GIVEN TEXT:

For this water geometry in def2-SVP, vibe-qc returns E = -76.3151 Ha, matching PySCF’s MGGA_X/C_R2SCAN01 to 3.9 µHa (the asserted reference in tests/test_xc.py). Unlike the range-separated hybrids above, r2SCAN01 has analytic molecular gradients (the Pulay force includes the τ term), so native geometry optimization works.

revDSD-PBEP86-D4: a re-parametrized double hybrid

A double hybrid runs a hybrid-DFT SCF step and adds a scaled MP2 correlation correction. revDSD-PBEP86-D4 (Santra, Sylvetsky and Martin 2019) is a careful re-fit of DSD-PBEP86 with two distinguishing features: an asymmetric MP2 scaling (different coefficients for opposite-spin and same-spin pairs), and D4 as its native dispersion, the functional coefficients were fit jointly with the D4 damping, so D4 is part of the definition rather than an afterthought. Use the dedicated dispatcher:

basis = vq.BasisSet(mol, "cc-pvdz")
result = vq.run_revdsd_pbep86(mol, basis)

print(f"E(hybrid SCF step)   = {result.rks.energy:.6f} Ha")
print(f"E(MP2 correction)    = {result.mp2.e_correlation:.6f} Ha")   # 0.5922*E_os + 0.0636*E_ss
print(f"E(revDSD-PBEP86)     = {result.e_total:.6f} Ha")

The SCF base is 0.69 HF + 0.31 PBE exchange + 0.4210 P86 correlation; the MP2 correction uses c_os = 0.5922 and c_ss = 0.0636. The dispatcher returns a DoubleHybridResult carrying .rks, .mp2, and .e_total, and matches a PySCF reference to within 5e-5 Ha (tests/test_revdsd_pbep86.py). To obtain the published revDSD-PBEP86-D4 total, add the native dispersion:

result = vq.run_revdsd_pbep86(mol, basis, dispersion="d4")

Note

dispersion="d4" needs the optional dftd4 package (pip install dftd4); without it, drop the keyword for the SCF + MP2 total. Note also that the older revDSD-PBEP86-D3BJ uses a different coefficient fit and is not reachable through this alias, the revdsd-pbep86 name is the D4-native parametrization.

What ships, and what is still queued

The table is the snapshot for this functional wave:

Functional

xc= string

Status

VV10 (standalone)

TASK GOAL:
Reproduce the stretch of the vibe-qc functionals text from "For this water" through "geometry optimization works.", word for word.

(Collection entries)

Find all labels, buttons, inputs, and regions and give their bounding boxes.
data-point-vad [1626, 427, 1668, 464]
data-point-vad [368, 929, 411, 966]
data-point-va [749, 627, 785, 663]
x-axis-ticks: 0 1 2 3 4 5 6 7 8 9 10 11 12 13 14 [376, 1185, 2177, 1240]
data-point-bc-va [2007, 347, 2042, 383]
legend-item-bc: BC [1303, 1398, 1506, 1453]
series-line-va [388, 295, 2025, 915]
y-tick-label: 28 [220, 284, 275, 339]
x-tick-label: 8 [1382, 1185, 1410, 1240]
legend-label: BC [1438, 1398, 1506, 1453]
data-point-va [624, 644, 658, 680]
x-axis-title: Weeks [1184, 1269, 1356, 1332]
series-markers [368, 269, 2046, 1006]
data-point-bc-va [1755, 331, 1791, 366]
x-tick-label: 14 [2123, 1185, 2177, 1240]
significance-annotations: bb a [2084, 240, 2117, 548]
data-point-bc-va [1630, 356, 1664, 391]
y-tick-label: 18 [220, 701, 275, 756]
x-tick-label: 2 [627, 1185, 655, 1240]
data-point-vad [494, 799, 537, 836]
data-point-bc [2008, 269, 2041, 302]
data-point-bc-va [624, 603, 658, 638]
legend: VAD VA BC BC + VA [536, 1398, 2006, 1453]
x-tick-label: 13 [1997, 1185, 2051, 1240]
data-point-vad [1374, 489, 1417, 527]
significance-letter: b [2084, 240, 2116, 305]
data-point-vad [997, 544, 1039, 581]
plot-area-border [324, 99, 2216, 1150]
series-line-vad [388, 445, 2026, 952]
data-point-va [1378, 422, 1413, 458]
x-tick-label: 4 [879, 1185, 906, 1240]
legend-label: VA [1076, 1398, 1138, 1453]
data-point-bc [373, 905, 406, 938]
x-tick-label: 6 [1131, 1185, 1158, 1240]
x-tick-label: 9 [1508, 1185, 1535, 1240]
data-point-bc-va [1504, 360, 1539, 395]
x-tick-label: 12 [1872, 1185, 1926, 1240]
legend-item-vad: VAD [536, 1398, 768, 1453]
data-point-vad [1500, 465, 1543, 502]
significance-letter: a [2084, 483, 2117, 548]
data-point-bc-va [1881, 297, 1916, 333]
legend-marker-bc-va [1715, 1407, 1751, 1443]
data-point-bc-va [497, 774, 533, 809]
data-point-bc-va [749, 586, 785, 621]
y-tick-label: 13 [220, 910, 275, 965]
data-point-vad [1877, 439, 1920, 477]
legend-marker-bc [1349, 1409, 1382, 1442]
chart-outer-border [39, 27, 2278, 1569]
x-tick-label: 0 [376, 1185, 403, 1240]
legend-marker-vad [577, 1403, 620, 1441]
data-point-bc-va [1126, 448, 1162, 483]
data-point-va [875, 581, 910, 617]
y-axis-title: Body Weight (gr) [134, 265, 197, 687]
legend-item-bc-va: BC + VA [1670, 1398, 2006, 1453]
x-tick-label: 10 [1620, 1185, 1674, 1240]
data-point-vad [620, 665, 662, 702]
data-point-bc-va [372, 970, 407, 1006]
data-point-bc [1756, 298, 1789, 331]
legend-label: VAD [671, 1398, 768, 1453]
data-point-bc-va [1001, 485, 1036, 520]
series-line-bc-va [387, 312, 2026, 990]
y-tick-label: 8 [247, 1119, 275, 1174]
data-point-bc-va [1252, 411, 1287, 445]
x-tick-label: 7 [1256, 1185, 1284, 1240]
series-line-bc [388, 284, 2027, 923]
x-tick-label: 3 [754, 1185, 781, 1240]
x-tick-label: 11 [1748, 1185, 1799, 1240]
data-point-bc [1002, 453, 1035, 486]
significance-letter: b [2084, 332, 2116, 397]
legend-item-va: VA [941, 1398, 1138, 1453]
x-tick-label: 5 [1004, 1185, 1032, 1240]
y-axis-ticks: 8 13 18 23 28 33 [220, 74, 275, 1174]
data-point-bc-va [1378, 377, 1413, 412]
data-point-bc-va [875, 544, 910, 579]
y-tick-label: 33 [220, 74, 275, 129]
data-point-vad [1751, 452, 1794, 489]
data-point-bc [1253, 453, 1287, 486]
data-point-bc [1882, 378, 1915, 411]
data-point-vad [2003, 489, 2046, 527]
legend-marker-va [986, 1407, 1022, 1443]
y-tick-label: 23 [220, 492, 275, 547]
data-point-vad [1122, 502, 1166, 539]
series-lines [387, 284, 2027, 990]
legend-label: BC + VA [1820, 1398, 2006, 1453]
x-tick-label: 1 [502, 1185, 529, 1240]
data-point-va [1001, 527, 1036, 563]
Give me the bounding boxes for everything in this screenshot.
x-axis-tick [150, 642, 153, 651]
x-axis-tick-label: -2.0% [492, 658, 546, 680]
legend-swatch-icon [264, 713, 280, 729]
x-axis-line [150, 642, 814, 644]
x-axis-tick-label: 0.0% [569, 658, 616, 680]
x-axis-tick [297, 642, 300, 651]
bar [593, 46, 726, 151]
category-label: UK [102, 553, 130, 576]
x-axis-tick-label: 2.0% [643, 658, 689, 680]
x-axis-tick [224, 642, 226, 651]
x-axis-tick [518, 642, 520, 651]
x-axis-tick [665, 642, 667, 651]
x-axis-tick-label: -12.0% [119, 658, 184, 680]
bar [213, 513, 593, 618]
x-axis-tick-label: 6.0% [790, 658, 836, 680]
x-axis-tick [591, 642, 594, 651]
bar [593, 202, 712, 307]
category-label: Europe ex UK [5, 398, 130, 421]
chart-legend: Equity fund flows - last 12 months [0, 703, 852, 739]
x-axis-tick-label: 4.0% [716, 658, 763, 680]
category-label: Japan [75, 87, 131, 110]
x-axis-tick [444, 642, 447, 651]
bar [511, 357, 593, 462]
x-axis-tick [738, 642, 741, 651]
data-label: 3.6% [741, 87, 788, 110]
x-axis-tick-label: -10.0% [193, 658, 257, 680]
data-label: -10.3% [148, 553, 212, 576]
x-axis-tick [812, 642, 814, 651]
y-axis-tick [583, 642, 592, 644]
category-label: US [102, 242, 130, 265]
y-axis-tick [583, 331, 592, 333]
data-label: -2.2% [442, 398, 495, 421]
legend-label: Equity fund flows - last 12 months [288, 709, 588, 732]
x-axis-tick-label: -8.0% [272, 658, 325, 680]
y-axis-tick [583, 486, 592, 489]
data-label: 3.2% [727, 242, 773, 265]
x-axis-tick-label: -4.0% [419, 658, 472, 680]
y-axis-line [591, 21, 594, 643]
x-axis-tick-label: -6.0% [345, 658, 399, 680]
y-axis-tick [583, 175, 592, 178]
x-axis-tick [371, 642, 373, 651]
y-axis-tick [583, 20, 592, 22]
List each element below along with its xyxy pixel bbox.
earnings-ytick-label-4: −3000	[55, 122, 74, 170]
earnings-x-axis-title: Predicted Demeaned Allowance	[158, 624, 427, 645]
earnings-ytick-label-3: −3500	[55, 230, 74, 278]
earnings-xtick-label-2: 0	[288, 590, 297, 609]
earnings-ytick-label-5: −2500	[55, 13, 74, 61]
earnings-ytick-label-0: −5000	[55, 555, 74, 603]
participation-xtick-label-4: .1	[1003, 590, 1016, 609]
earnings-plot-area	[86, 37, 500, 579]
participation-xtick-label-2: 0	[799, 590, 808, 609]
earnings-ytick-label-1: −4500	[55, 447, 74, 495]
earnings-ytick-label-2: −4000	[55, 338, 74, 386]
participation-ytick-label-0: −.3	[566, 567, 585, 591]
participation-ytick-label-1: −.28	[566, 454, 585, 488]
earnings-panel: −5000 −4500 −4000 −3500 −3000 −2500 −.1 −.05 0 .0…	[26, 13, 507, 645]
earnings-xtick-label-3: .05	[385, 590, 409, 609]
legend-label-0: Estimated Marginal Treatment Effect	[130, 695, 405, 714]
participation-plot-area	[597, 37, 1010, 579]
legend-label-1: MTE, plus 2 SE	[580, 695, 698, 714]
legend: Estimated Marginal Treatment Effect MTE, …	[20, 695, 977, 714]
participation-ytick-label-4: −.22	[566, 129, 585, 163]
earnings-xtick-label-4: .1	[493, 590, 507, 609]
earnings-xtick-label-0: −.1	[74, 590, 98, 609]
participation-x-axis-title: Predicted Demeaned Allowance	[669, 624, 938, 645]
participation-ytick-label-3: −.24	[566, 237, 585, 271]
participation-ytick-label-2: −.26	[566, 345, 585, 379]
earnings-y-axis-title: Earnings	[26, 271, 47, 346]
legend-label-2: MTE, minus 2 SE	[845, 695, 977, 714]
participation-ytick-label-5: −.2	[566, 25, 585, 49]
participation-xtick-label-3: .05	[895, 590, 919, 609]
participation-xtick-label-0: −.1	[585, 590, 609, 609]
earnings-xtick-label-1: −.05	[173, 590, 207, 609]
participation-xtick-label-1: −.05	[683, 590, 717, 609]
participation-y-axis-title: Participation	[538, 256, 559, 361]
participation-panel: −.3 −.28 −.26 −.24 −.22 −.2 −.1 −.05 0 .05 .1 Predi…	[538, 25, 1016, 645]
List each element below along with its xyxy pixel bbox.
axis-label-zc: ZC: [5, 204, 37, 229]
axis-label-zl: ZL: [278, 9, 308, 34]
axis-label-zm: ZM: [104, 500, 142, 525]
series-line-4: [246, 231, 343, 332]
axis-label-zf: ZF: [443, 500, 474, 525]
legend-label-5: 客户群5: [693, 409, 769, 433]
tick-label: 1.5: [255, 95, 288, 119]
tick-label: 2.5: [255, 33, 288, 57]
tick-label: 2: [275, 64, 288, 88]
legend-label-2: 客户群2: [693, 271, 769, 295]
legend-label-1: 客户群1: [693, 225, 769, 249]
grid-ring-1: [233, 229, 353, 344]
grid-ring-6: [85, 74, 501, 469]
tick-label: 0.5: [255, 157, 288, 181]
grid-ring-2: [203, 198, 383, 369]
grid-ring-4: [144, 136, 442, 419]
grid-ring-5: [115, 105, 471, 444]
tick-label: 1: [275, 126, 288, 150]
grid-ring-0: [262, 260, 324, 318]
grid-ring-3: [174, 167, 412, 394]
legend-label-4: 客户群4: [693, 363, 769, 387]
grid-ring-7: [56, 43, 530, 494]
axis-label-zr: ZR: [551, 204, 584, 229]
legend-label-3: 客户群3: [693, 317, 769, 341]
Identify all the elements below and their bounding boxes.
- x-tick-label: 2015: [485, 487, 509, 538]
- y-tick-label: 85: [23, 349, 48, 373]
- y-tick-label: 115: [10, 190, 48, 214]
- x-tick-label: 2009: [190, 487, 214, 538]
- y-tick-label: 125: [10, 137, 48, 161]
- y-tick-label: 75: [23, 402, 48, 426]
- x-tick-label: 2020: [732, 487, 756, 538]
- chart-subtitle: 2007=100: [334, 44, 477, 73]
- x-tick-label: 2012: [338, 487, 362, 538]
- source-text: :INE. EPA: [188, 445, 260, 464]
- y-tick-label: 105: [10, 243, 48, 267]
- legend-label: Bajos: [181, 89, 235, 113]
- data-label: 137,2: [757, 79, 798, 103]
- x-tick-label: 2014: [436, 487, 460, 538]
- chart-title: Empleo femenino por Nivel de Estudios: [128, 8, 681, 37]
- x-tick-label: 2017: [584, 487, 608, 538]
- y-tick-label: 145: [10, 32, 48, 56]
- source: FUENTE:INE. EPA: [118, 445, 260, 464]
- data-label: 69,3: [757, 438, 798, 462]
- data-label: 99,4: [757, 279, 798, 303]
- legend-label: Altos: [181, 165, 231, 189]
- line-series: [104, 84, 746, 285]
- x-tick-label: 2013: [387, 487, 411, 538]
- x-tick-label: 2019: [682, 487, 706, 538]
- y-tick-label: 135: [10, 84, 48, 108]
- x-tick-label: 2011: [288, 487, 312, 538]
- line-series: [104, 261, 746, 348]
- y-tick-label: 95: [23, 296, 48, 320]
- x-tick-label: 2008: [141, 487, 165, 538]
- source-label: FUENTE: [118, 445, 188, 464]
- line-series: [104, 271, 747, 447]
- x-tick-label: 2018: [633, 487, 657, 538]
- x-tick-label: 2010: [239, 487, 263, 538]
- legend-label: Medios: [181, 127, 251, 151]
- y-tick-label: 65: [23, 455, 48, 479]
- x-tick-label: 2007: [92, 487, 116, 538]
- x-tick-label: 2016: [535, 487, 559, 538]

ANSWER BOX:
For this water geometry in def2-SVP, vibe-qc returns E = -76.3151 Ha, matching PySCF’s MGGA_X/C_R2SCAN01 to 3.9 µHa (the asserted reference in tests/test_xc.py). Unlike the range-separated hybrids above, r2SCAN01 has analytic molecular gradients (the Pulay force includes the τ term), so native geometry optimization works.